INFORMATION GIVEN -

........

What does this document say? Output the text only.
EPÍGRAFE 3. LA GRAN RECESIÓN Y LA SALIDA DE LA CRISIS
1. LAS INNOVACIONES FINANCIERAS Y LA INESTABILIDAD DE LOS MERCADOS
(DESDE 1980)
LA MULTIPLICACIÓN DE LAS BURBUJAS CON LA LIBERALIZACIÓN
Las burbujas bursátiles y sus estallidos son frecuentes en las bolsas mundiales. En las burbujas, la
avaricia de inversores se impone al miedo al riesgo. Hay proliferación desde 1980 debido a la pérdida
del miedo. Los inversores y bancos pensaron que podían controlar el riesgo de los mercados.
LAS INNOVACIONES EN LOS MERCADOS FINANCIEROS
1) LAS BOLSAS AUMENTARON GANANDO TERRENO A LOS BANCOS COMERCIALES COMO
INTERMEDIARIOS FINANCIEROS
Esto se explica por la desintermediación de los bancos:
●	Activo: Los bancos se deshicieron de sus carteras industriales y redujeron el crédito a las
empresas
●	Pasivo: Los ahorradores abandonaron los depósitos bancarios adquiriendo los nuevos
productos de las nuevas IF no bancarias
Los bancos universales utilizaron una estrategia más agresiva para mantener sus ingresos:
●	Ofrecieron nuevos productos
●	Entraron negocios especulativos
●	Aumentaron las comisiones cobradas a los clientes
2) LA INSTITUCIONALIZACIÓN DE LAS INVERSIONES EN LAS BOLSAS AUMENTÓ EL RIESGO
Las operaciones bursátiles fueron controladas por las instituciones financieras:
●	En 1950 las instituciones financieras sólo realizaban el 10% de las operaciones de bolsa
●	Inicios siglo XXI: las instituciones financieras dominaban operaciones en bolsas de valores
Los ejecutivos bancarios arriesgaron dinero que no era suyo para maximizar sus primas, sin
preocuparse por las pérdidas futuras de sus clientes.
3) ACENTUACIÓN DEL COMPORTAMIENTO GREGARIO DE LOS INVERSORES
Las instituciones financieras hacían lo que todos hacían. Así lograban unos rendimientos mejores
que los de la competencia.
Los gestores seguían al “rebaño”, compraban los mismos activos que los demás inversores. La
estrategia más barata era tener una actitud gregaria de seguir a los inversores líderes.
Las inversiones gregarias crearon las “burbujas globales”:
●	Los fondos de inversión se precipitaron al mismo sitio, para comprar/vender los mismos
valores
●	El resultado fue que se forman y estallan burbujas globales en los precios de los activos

........

REQUEST - In full and verbatim, repeat the records given above.

SOLUTION FOR THIS PROBLEM -
What does this document say? Output the text only.
EPÍGRAFE 3. LA GRAN RECESIÓN Y LA SALIDA DE LA CRISIS
1. LAS INNOVACIONES FINANCIERAS Y LA INESTABILIDAD DE LOS MERCADOS
(DESDE 1980)
LA MULTIPLICACIÓN DE LAS BURBUJAS CON LA LIBERALIZACIÓN
Las burbujas bursátiles y sus estallidos son frecuentes en las bolsas mundiales. En las burbujas, la
avaricia de inversores se impone al miedo al riesgo. Hay proliferación desde 1980 debido a la pérdida
del miedo. Los inversores y bancos pensaron que podían controlar el riesgo de los mercados.
LAS INNOVACIONES EN LOS MERCADOS FINANCIEROS
1) LAS BOLSAS AUMENTARON GANANDO TERRENO A LOS BANCOS COMERCIALES COMO
INTERMEDIARIOS FINANCIEROS
Esto se explica por la desintermediación de los bancos:
●	Activo: Los bancos se deshicieron de sus carteras industriales y redujeron el crédito a las
empresas
●	Pasivo: Los ahorradores abandonaron los depósitos bancarios adquiriendo los nuevos
productos de las nuevas IF no bancarias
Los bancos universales utilizaron una estrategia más agresiva para mantener sus ingresos:
●	Ofrecieron nuevos productos
●	Entraron negocios especulativos
●	Aumentaron las comisiones cobradas a los clientes
2) LA INSTITUCIONALIZACIÓN DE LAS INVERSIONES EN LAS BOLSAS AUMENTÓ EL RIESGO
Las operaciones bursátiles fueron controladas por las instituciones financieras:
●	En 1950 las instituciones financieras sólo realizaban el 10% de las operaciones de bolsa
●	Inicios siglo XXI: las instituciones financieras dominaban operaciones en bolsas de valores
Los ejecutivos bancarios arriesgaron dinero que no era suyo para maximizar sus primas, sin
preocuparse por las pérdidas futuras de sus clientes.
3) ACENTUACIÓN DEL COMPORTAMIENTO GREGARIO DE LOS INVERSORES
Las instituciones financieras hacían lo que todos hacían. Así lograban unos rendimientos mejores
que los de la competencia.
Los gestores seguían al “rebaño”, compraban los mismos activos que los demás inversores. La
estrategia más barata era tener una actitud gregaria de seguir a los inversores líderes.
Las inversiones gregarias crearon las “burbujas globales”:
●	Los fondos de inversión se precipitaron al mismo sitio, para comprar/vender los mismos
valores
●	El resultado fue que se forman y estallan burbujas globales en los precios de los activos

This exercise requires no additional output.